What you are asked to do: Transcribe everything in the configuration notebook from "from tqdm import" down to "tf.config.list_physical_devices('GPU')".

# Configuration

NOTES: The warnings after the import are referred to the fact that Tensorflow 2.x versions are built to directly look for a GPU in the system. The warning can be forgot if you are not going to use the GPU. 

In [1]:
!source myenv/bin/activate

In [2]:
import os
import librosa
import numpy as np
from tqdm.notebook import tqdm
import pandas as pd
import matplotlib.pyplot as plt
import warnings
warnings.filterwarnings("ignore")
import seaborn as sns
sns.set_style('whitegrid')
import IPython.display as ipd
import librosa.display
import numpy as np
import pickle
import scipy
import ipywidgets
import math

from sklearn.model_selection import train_test_split
from sklearn.ensemble import RandomForestClassifier
from sklearn.preprocessing import StandardScaler, LabelEncoder
from sklearn.pipeline import make_pipeline
from sklearn.cluster import KMeans
from sklearn.metrics import accuracy_score, confusion_matrix
from scipy.cluster.hierarchy import dendrogram
from sklearn.cluster import AgglomerativeClustering
from sklearn.model_selection import RandomizedSearchCV
from sklearn.model_selection import KFold, StratifiedKFold


from tqdm import tqdm

import tensorflow as tf
from tensorflow.keras.layers import Dense, Dropout, Conv2D, AveragePooling1D, MaxPooling2D, Flatten
from tensorflow.keras.optimizers import SGD, Adam 
from tensorflow.keras.models import Sequential
from tensorflow.keras import layers
from tensorflow.keras import regularizers

# from livelossplot import PlotLossesKeras
tf.config.list_physical_devices('GPU')

Data records:
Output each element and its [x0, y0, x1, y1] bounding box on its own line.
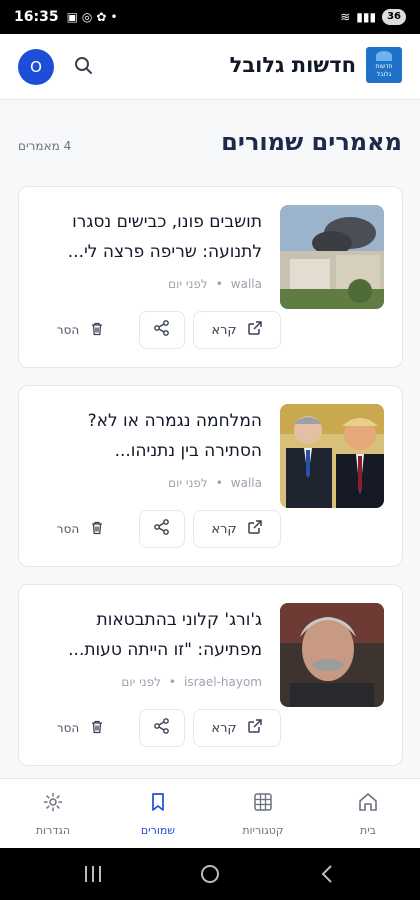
logo-line2: גלובל [376, 71, 392, 78]
home-icon [357, 791, 379, 816]
headline-line-2: מפתיעה: "זו הייתה טעות... [68, 640, 262, 660]
headline-line-2: לתנועה: שריפה פרצה לי... [67, 242, 262, 262]
article-thumbnail[interactable] [280, 404, 384, 508]
gear-icon [42, 791, 64, 816]
article-count: 4 מאמרים [18, 139, 72, 153]
external-link-icon [247, 718, 263, 738]
status-bar: 16:35 ▣ ◎ ✿ • ≋ ▮▮▮ 36 [0, 0, 420, 34]
article-meta: walla • לפני יום [168, 476, 262, 490]
remove-label: הסר [56, 522, 80, 536]
article-time: לפני יום [168, 476, 208, 490]
battery-icon: 36 [382, 9, 406, 25]
notification-icon: ▣ [66, 10, 78, 24]
article-meta: israel-hayom • לפני יום [121, 675, 262, 689]
read-button[interactable]: קרא [193, 311, 281, 349]
trash-icon [89, 321, 105, 340]
share-icon [153, 717, 171, 739]
article-headline[interactable]: המלחמה נגמרה או לא? הסתירה בין נתניהו... [30, 406, 262, 466]
remove-button[interactable]: הסר [41, 311, 121, 349]
app-header: O חדשות גלובל חדשות גלובל [0, 34, 420, 100]
nav-settings-label: הגדרות [35, 824, 71, 837]
dot-icon: • [110, 10, 118, 24]
bookmark-icon [147, 791, 169, 816]
read-button[interactable]: קרא [193, 510, 281, 548]
share-button[interactable] [139, 709, 185, 747]
system-icons: ≋ ▮▮▮ 36 [340, 9, 406, 25]
article-source: walla [230, 277, 262, 291]
brand-title: חדשות גלובל [229, 53, 356, 77]
logo-line1: חדשות [375, 63, 393, 70]
meta-separator: • [215, 476, 223, 490]
article-card[interactable]: המלחמה נגמרה או לא? הסתירה בין נתניהו...… [18, 385, 403, 567]
article-headline[interactable]: תושבים פונו, כבישים נסגרו לתנועה: שריפה … [30, 207, 262, 267]
nav-home-label: בית [359, 824, 377, 837]
external-link-icon [247, 320, 263, 340]
meta-separator: • [215, 277, 223, 291]
article-time: לפני יום [168, 277, 208, 291]
external-link-icon [247, 519, 263, 539]
read-label: קרא [211, 322, 237, 338]
globe-icon [376, 51, 392, 61]
article-card[interactable]: תושבים פונו, כבישים נסגרו לתנועה: שריפה … [18, 186, 403, 368]
remove-label: הסר [56, 721, 80, 735]
share-icon [153, 319, 171, 341]
article-source: israel-hayom [183, 675, 262, 689]
notification-icons: ▣ ◎ ✿ • [67, 10, 118, 24]
recents-icon[interactable] [82, 864, 104, 888]
nav-home[interactable]: בית [333, 791, 403, 837]
app-icon: ✿ [96, 10, 107, 24]
nav-saved-label: שמורים [140, 824, 176, 837]
article-source: walla [230, 476, 262, 490]
read-label: קרא [211, 720, 237, 736]
whatsapp-icon: ◎ [81, 10, 93, 24]
share-icon [153, 518, 171, 540]
nav-settings[interactable]: הגדרות [18, 791, 88, 837]
nav-categories[interactable]: קטגוריות [228, 791, 298, 837]
trash-icon [89, 719, 105, 738]
article-thumbnail[interactable] [280, 603, 384, 707]
back-icon[interactable] [318, 863, 336, 889]
nav-categories-label: קטגוריות [242, 824, 284, 837]
nav-saved[interactable]: שמורים [123, 791, 193, 837]
trash-icon [89, 520, 105, 539]
article-time: לפני יום [121, 675, 161, 689]
grid-icon [252, 791, 274, 816]
headline-line-2: הסתירה בין נתניהו... [114, 441, 262, 461]
headline-line-1: המלחמה נגמרה או לא? [87, 411, 262, 431]
remove-button[interactable]: הסר [41, 709, 121, 747]
article-card[interactable]: ג'ורג' קלוני בהתבטאות מפתיעה: "זו הייתה … [18, 584, 403, 766]
brand[interactable]: חדשות גלובל חדשות גלובל [230, 47, 402, 83]
search-icon[interactable] [72, 54, 96, 78]
page-title: מאמרים שמורים [221, 128, 402, 156]
wifi-icon: ≋ [340, 10, 351, 24]
share-button[interactable] [139, 510, 185, 548]
read-label: קרא [211, 521, 237, 537]
brand-logo: חדשות גלובל [366, 47, 402, 83]
remove-label: הסר [56, 323, 80, 337]
article-meta: walla • לפני יום [168, 277, 262, 291]
article-actions: קרא הסר [37, 311, 281, 351]
meta-separator: • [168, 675, 176, 689]
signal-icon: ▮▮▮ [356, 10, 377, 24]
system-nav-bar [0, 848, 420, 900]
home-button-icon[interactable] [199, 863, 221, 889]
status-time: 16:35 [14, 9, 59, 25]
headline-line-1: ג'ורג' קלוני בהתבטאות [96, 610, 262, 630]
article-headline[interactable]: ג'ורג' קלוני בהתבטאות מפתיעה: "זו הייתה … [30, 605, 262, 665]
read-button[interactable]: קרא [193, 709, 281, 747]
article-actions: קרא הסר [37, 709, 281, 749]
share-button[interactable] [139, 311, 185, 349]
remove-button[interactable]: הסר [41, 510, 121, 548]
bottom-nav: בית קטגוריות שמורים הגדרות [0, 778, 420, 848]
avatar[interactable]: O [18, 49, 54, 85]
article-thumbnail[interactable] [280, 205, 384, 309]
article-actions: קרא הסר [37, 510, 281, 550]
headline-line-1: תושבים פונו, כבישים נסגרו [72, 212, 262, 232]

Written response:
from tqdm import tqdm

import tensorflow as tf
from tensorflow.keras.layers import Dense, Dropout, Conv2D, AveragePooling1D, MaxPooling2D, Flatten
from tensorflow.keras.optimizers import SGD, Adam 
from tensorflow.keras.models import Sequential
from tensorflow.keras import layers
from tensorflow.keras import regularizers

# from livelossplot import PlotLossesKeras
tf.config.list_physical_devices('GPU')